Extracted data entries
╭──
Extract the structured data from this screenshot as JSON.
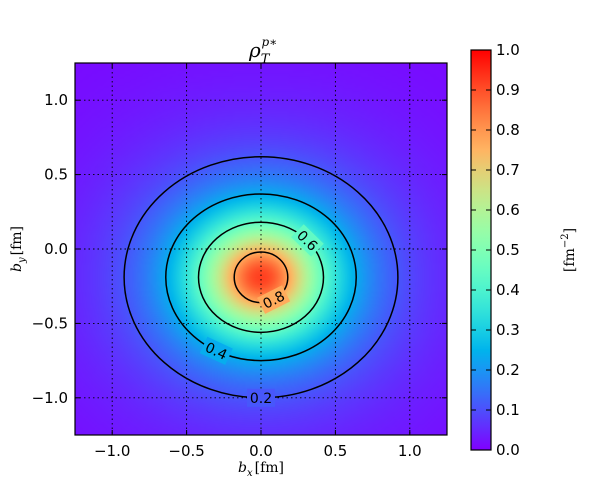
{
  "chart_data": {
    "type": "heatmap",
    "title": {
      "base": "ρ",
      "sub": "T",
      "sup": "p∗"
    },
    "xlabel": {
      "var": "b",
      "sub": "x",
      "unit": "[fm]"
    },
    "ylabel": {
      "var": "b",
      "sub": "y",
      "unit": "[fm]"
    },
    "xlim": [
      -1.25,
      1.25
    ],
    "ylim": [
      -1.25,
      1.25
    ],
    "xticks": [
      -1.0,
      -0.5,
      0.0,
      0.5,
      1.0
    ],
    "xtick_labels": [
      "−1.0",
      "−0.5",
      "0.0",
      "0.5",
      "1.0"
    ],
    "yticks": [
      -1.0,
      -0.5,
      0.0,
      0.5,
      1.0
    ],
    "ytick_labels": [
      "−1.0",
      "−0.5",
      "0.0",
      "0.5",
      "1.0"
    ],
    "grid": true,
    "colormap": "rainbow",
    "colorbar": {
      "range": [
        0.0,
        1.0
      ],
      "ticks": [
        0.0,
        0.1,
        0.2,
        0.3,
        0.4,
        0.5,
        0.6,
        0.7,
        0.8,
        0.9,
        1.0
      ],
      "tick_labels": [
        "0.0",
        "0.1",
        "0.2",
        "0.3",
        "0.4",
        "0.5",
        "0.6",
        "0.7",
        "0.8",
        "0.9",
        "1.0"
      ],
      "label": {
        "text": "[fm",
        "sup": "−2",
        "close": "]"
      }
    },
    "distribution_center": [
      0.0,
      -0.19
    ],
    "peak_value": 0.92,
    "contours": [
      {
        "level": 0.2,
        "label": "0.2",
        "radius_x": 0.92,
        "radius_y": 0.81,
        "center": [
          0.0,
          -0.19
        ]
      },
      {
        "level": 0.4,
        "label": "0.4",
        "radius_x": 0.64,
        "radius_y": 0.56,
        "center": [
          0.0,
          -0.19
        ]
      },
      {
        "level": 0.6,
        "label": "0.6",
        "radius_x": 0.42,
        "radius_y": 0.37,
        "center": [
          0.0,
          -0.19
        ]
      },
      {
        "level": 0.8,
        "label": "0.8",
        "radius_x": 0.18,
        "radius_y": 0.17,
        "center": [
          0.0,
          -0.19
        ]
      }
    ]
  }
}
╰──
* [What is expected]: Write out all the records again, exactly, minus any pictures.

* [Right answer]:
Extract the structured data from this screenshot as JSON.
{
  "chart_data": {
    "type": "heatmap",
    "title": {
      "base": "ρ",
      "sub": "T",
      "sup": "p∗"
    },
    "xlabel": {
      "var": "b",
      "sub": "x",
      "unit": "[fm]"
    },
    "ylabel": {
      "var": "b",
      "sub": "y",
      "unit": "[fm]"
    },
    "xlim": [
      -1.25,
      1.25
    ],
    "ylim": [
      -1.25,
      1.25
    ],
    "xticks": [
      -1.0,
      -0.5,
      0.0,
      0.5,
      1.0
    ],
    "xtick_labels": [
      "−1.0",
      "−0.5",
      "0.0",
      "0.5",
      "1.0"
    ],
    "yticks": [
      -1.0,
      -0.5,
      0.0,
      0.5,
      1.0
    ],
    "ytick_labels": [
      "−1.0",
      "−0.5",
      "0.0",
      "0.5",
      "1.0"
    ],
    "grid": true,
    "colormap": "rainbow",
    "colorbar": {
      "range": [
        0.0,
        1.0
      ],
      "ticks": [
        0.0,
        0.1,
        0.2,
        0.3,
        0.4,
        0.5,
        0.6,
        0.7,
        0.8,
        0.9,
        1.0
      ],
      "tick_labels": [
        "0.0",
        "0.1",
        "0.2",
        "0.3",
        "0.4",
        "0.5",
        "0.6",
        "0.7",
        "0.8",
        "0.9",
        "1.0"
      ],
      "label": {
        "text": "[fm",
        "sup": "−2",
        "close": "]"
      }
    },
    "distribution_center": [
      0.0,
      -0.19
    ],
    "peak_value": 0.92,
    "contours": [
      {
        "level": 0.2,
        "label": "0.2",
        "radius_x": 0.92,
        "radius_y": 0.81,
        "center": [
          0.0,
          -0.19
        ]
      },
      {
        "level": 0.4,
        "label": "0.4",
        "radius_x": 0.64,
        "radius_y": 0.56,
        "center": [
          0.0,
          -0.19
        ]
      },
      {
        "level": 0.6,
        "label": "0.6",
        "radius_x": 0.42,
        "radius_y": 0.37,
        "center": [
          0.0,
          -0.19
        ]
      },
      {
        "level": 0.8,
        "label": "0.8",
        "radius_x": 0.18,
        "radius_y": 0.17,
        "center": [
          0.0,
          -0.19
        ]
      }
    ]
  }
}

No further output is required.